* What the task asks: Retype the records below exactly as they appear, but leave out any pictures.

Dataset records on visual material:
>> begin
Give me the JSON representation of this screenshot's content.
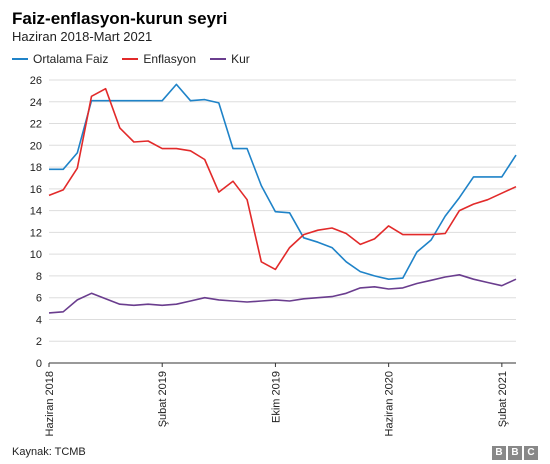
{
  "chart_data": {
    "type": "line",
    "title": "Faiz-enflasyon-kurun seyri",
    "subtitle": "Haziran 2018-Mart 2021",
    "xlabel": "",
    "ylabel": "",
    "ylim": [
      0,
      26
    ],
    "yticks": [
      0,
      2,
      4,
      6,
      8,
      10,
      12,
      14,
      16,
      18,
      20,
      22,
      24,
      26
    ],
    "xtick_labels": [
      {
        "index": 0,
        "label": "Haziran 2018"
      },
      {
        "index": 8,
        "label": "Şubat 2019"
      },
      {
        "index": 16,
        "label": "Ekim 2019"
      },
      {
        "index": 24,
        "label": "Haziran 2020"
      },
      {
        "index": 32,
        "label": "Şubat 2021"
      }
    ],
    "x": [
      "2018-06",
      "2018-07",
      "2018-08",
      "2018-09",
      "2018-10",
      "2018-11",
      "2018-12",
      "2019-01",
      "2019-02",
      "2019-03",
      "2019-04",
      "2019-05",
      "2019-06",
      "2019-07",
      "2019-08",
      "2019-09",
      "2019-10",
      "2019-11",
      "2019-12",
      "2020-01",
      "2020-02",
      "2020-03",
      "2020-04",
      "2020-05",
      "2020-06",
      "2020-07",
      "2020-08",
      "2020-09",
      "2020-10",
      "2020-11",
      "2020-12",
      "2021-01",
      "2021-02",
      "2021-03"
    ],
    "grid": true,
    "legend_position": "top-left",
    "series": [
      {
        "name": "Ortalama Faiz",
        "color": "#1f83c8",
        "values": [
          17.8,
          17.8,
          19.3,
          24.1,
          24.1,
          24.1,
          24.1,
          24.1,
          24.1,
          25.6,
          24.1,
          24.2,
          23.9,
          19.7,
          19.7,
          16.3,
          13.9,
          13.8,
          11.5,
          11.1,
          10.6,
          9.3,
          8.4,
          8.0,
          7.7,
          7.8,
          10.2,
          11.3,
          13.5,
          15.2,
          17.1,
          17.1,
          17.1,
          19.1
        ]
      },
      {
        "name": "Enflasyon",
        "color": "#e22a2a",
        "values": [
          15.4,
          15.9,
          17.9,
          24.5,
          25.2,
          21.6,
          20.3,
          20.4,
          19.7,
          19.7,
          19.5,
          18.7,
          15.7,
          16.7,
          15.0,
          9.3,
          8.6,
          10.6,
          11.8,
          12.2,
          12.4,
          11.9,
          10.9,
          11.4,
          12.6,
          11.8,
          11.8,
          11.8,
          11.9,
          14.0,
          14.6,
          15.0,
          15.6,
          16.2
        ]
      },
      {
        "name": "Kur",
        "color": "#6a3d8e",
        "values": [
          4.6,
          4.7,
          5.8,
          6.4,
          5.9,
          5.4,
          5.3,
          5.4,
          5.3,
          5.4,
          5.7,
          6.0,
          5.8,
          5.7,
          5.6,
          5.7,
          5.8,
          5.7,
          5.9,
          6.0,
          6.1,
          6.4,
          6.9,
          7.0,
          6.8,
          6.9,
          7.3,
          7.6,
          7.9,
          8.1,
          7.7,
          7.4,
          7.1,
          7.7
        ]
      }
    ]
  },
  "footer": {
    "source": "Kaynak: TCMB",
    "logo_letters": [
      "B",
      "B",
      "C"
    ]
  }
}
>> end
* Response:
Give me the JSON representation of this screenshot's content.
{
  "chart_data": {
    "type": "line",
    "title": "Faiz-enflasyon-kurun seyri",
    "subtitle": "Haziran 2018-Mart 2021",
    "xlabel": "",
    "ylabel": "",
    "ylim": [
      0,
      26
    ],
    "yticks": [
      0,
      2,
      4,
      6,
      8,
      10,
      12,
      14,
      16,
      18,
      20,
      22,
      24,
      26
    ],
    "xtick_labels": [
      {
        "index": 0,
        "label": "Haziran 2018"
      },
      {
        "index": 8,
        "label": "Şubat 2019"
      },
      {
        "index": 16,
        "label": "Ekim 2019"
      },
      {
        "index": 24,
        "label": "Haziran 2020"
      },
      {
        "index": 32,
        "label": "Şubat 2021"
      }
    ],
    "x": [
      "2018-06",
      "2018-07",
      "2018-08",
      "2018-09",
      "2018-10",
      "2018-11",
      "2018-12",
      "2019-01",
      "2019-02",
      "2019-03",
      "2019-04",
      "2019-05",
      "2019-06",
      "2019-07",
      "2019-08",
      "2019-09",
      "2019-10",
      "2019-11",
      "2019-12",
      "2020-01",
      "2020-02",
      "2020-03",
      "2020-04",
      "2020-05",
      "2020-06",
      "2020-07",
      "2020-08",
      "2020-09",
      "2020-10",
      "2020-11",
      "2020-12",
      "2021-01",
      "2021-02",
      "2021-03"
    ],
    "grid": true,
    "legend_position": "top-left",
    "series": [
      {
        "name": "Ortalama Faiz",
        "color": "#1f83c8",
        "values": [
          17.8,
          17.8,
          19.3,
          24.1,
          24.1,
          24.1,
          24.1,
          24.1,
          24.1,
          25.6,
          24.1,
          24.2,
          23.9,
          19.7,
          19.7,
          16.3,
          13.9,
          13.8,
          11.5,
          11.1,
          10.6,
          9.3,
          8.4,
          8.0,
          7.7,
          7.8,
          10.2,
          11.3,
          13.5,
          15.2,
          17.1,
          17.1,
          17.1,
          19.1
        ]
      },
      {
        "name": "Enflasyon",
        "color": "#e22a2a",
        "values": [
          15.4,
          15.9,
          17.9,
          24.5,
          25.2,
          21.6,
          20.3,
          20.4,
          19.7,
          19.7,
          19.5,
          18.7,
          15.7,
          16.7,
          15.0,
          9.3,
          8.6,
          10.6,
          11.8,
          12.2,
          12.4,
          11.9,
          10.9,
          11.4,
          12.6,
          11.8,
          11.8,
          11.8,
          11.9,
          14.0,
          14.6,
          15.0,
          15.6,
          16.2
        ]
      },
      {
        "name": "Kur",
        "color": "#6a3d8e",
        "values": [
          4.6,
          4.7,
          5.8,
          6.4,
          5.9,
          5.4,
          5.3,
          5.4,
          5.3,
          5.4,
          5.7,
          6.0,
          5.8,
          5.7,
          5.6,
          5.7,
          5.8,
          5.7,
          5.9,
          6.0,
          6.1,
          6.4,
          6.9,
          7.0,
          6.8,
          6.9,
          7.3,
          7.6,
          7.9,
          8.1,
          7.7,
          7.4,
          7.1,
          7.7
        ]
      }
    ]
  },
  "footer": {
    "source": "Kaynak: TCMB",
    "logo_letters": [
      "B",
      "B",
      "C"
    ]
  }
}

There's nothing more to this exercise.